Examine the records and identify each line that includes the string "TOOLS". Copy those lines.

-------------------------

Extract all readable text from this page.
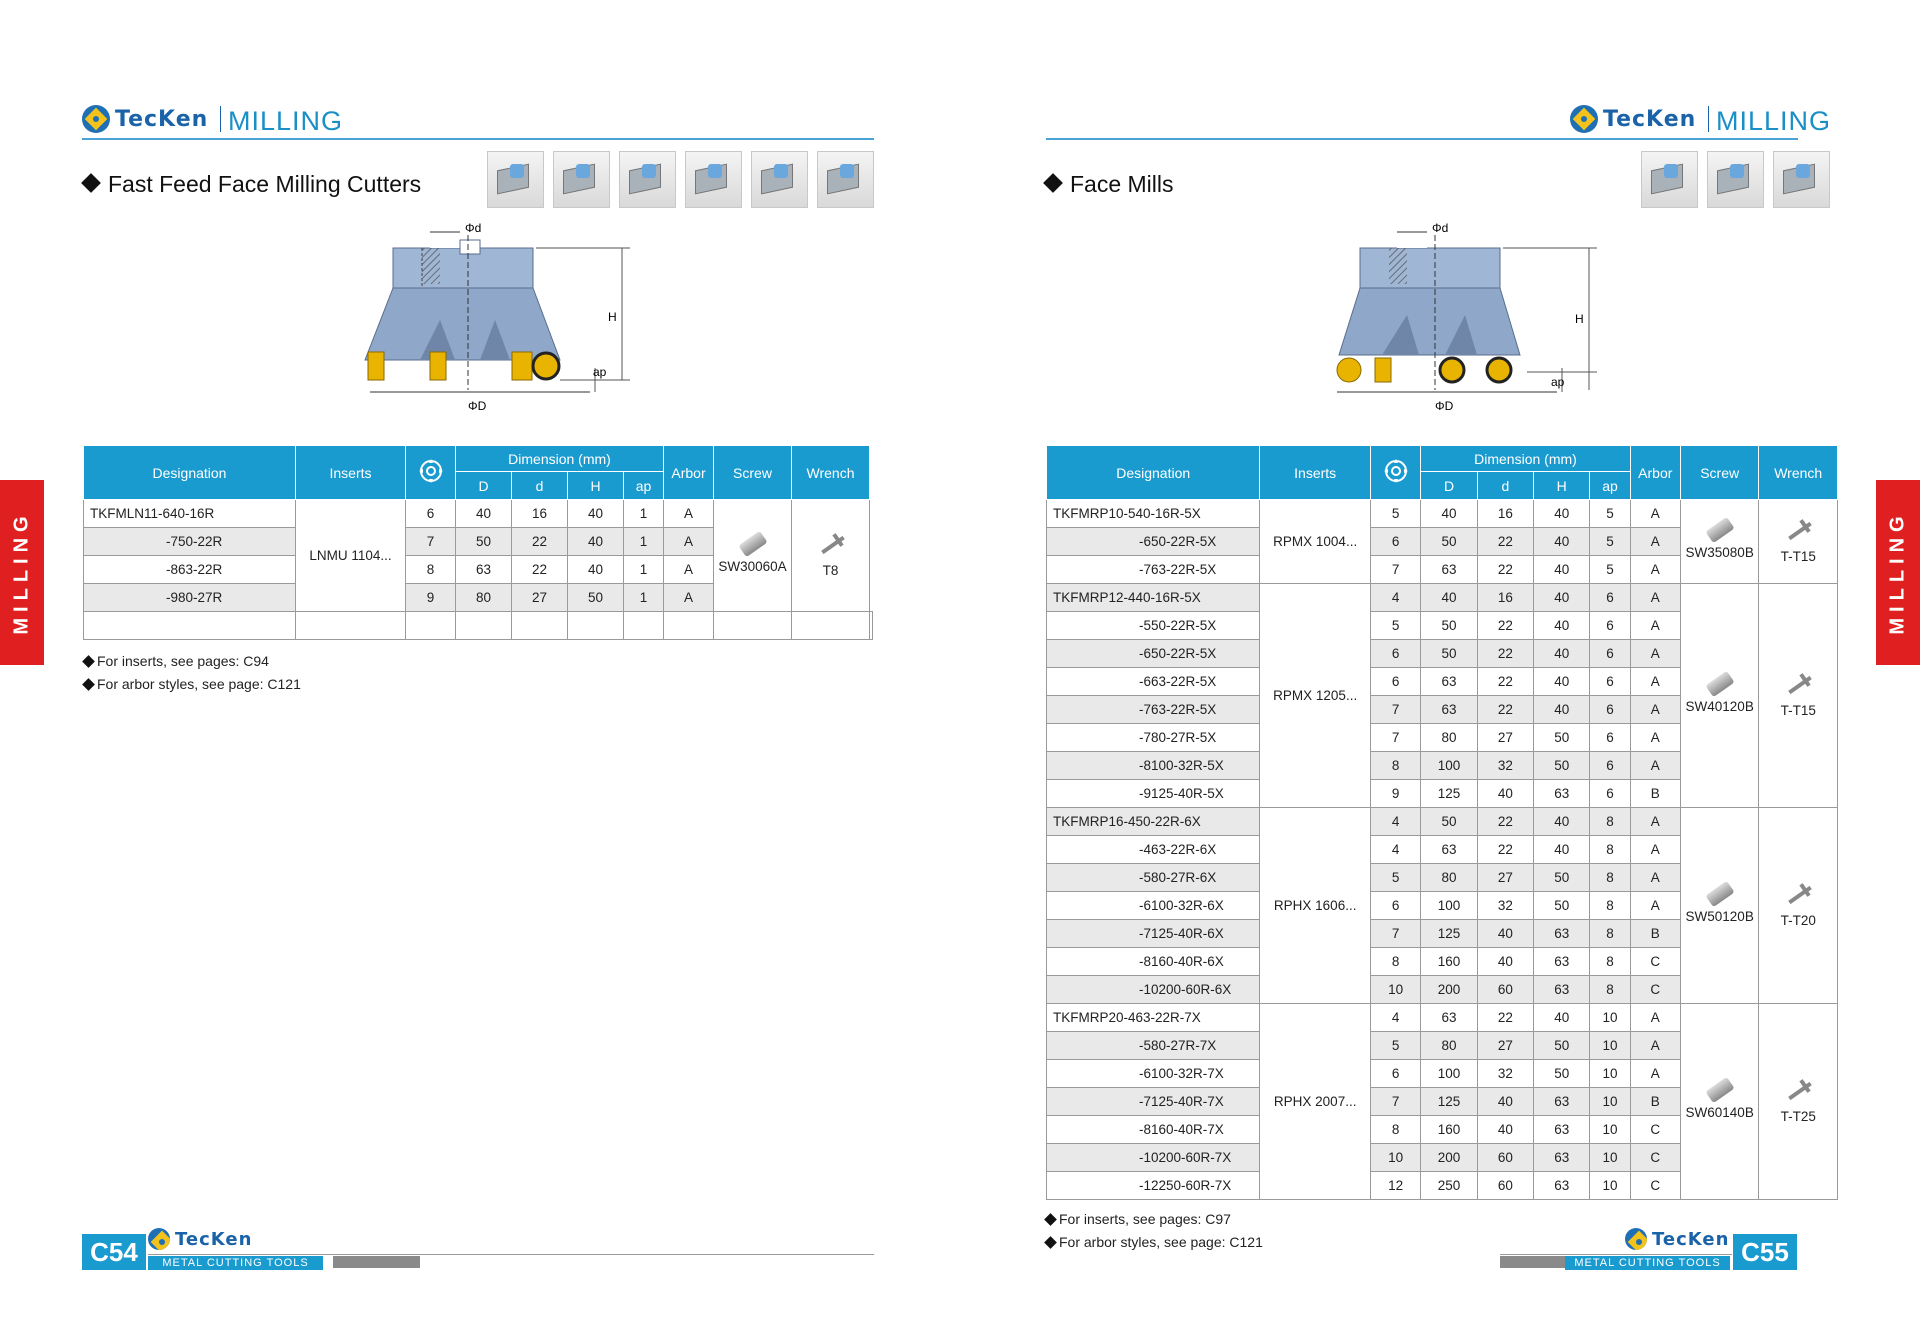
TecKen MILLING
Fast Feed Face Milling Cutters
Φd
H
ap
ΦD
Designation	Inserts		Dimension (mm)				Arbor	Screw	Wrench	
			D	d	H	ap				
TKFMLN11-640-16R	LNMU 1104...	6	40	16	40	1	A	SW30060A	T8	

-750-22R		7	50	22	40	1	A			
-863-22R		8	63	22	40	1	A			
-980-27R		9	80	27	50	1	A			

For inserts, see pages: C94
For arbor styles, see page: C121
MILLING
C54	TecKen
METAL CUTTING TOOLS
TecKen MILLING
Face Mills
Φd
H
ap
ΦD
Designation	Inserts		Dimension (mm)				Arbor	Screw	Wrench
			D	d	H	ap			
TKFMRP10-540-16R-5X	RPMX 1004...	5	40	16	40	5	A	SW35080B	T-T15

-650-22R-5X		6	50	22	40	5	A		
-763-22R-5X		7	63	22	40	5	A		
TKFMRP12-440-16R-5X	RPMX 1205...	4	40	16	40	6	A	SW40120B	T-T15

-550-22R-5X		5	50	22	40	6	A		
-650-22R-5X		6	50	22	40	6	A		
-663-22R-5X		6	63	22	40	6	A		
-763-22R-5X		7	63	22	40	6	A		
-780-27R-5X		7	80	27	50	6	A		
-8100-32R-5X		8	100	32	50	6	A		
-9125-40R-5X		9	125	40	63	6	B		
TKFMRP16-450-22R-6X	RPHX 1606...	4	50	22	40	8	A	SW50120B	T-T20

-463-22R-6X		4	63	22	40	8	A		
-580-27R-6X		5	80	27	50	8	A		
-6100-32R-6X		6	100	32	50	8	A		
-7125-40R-6X		7	125	40	63	8	B		
-8160-40R-6X		8	160	40	63	8	C		
-10200-60R-6X		10	200	60	63	8	C		
TKFMRP20-463-22R-7X	RPHX 2007...	4	63	22	40	10	A	SW60140B	T-T25

-580-27R-7X		5	80	27	50	10	A		
-6100-32R-7X		6	100	32	50	10	A		
-7125-40R-7X		7	125	40	63	10	B		
-8160-40R-7X		8	160	40	63	10	C		
-10200-60R-7X		10	200	60	63	10	C		
-12250-60R-7X		12	250	60	63	10	C		
For inserts, see pages: C97
For arbor styles, see page: C121
MILLING
TecKen
METAL CUTTING TOOLS C55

-------------------------

Task response »
METAL CUTTING TOOLS
METAL CUTTING TOOLS C55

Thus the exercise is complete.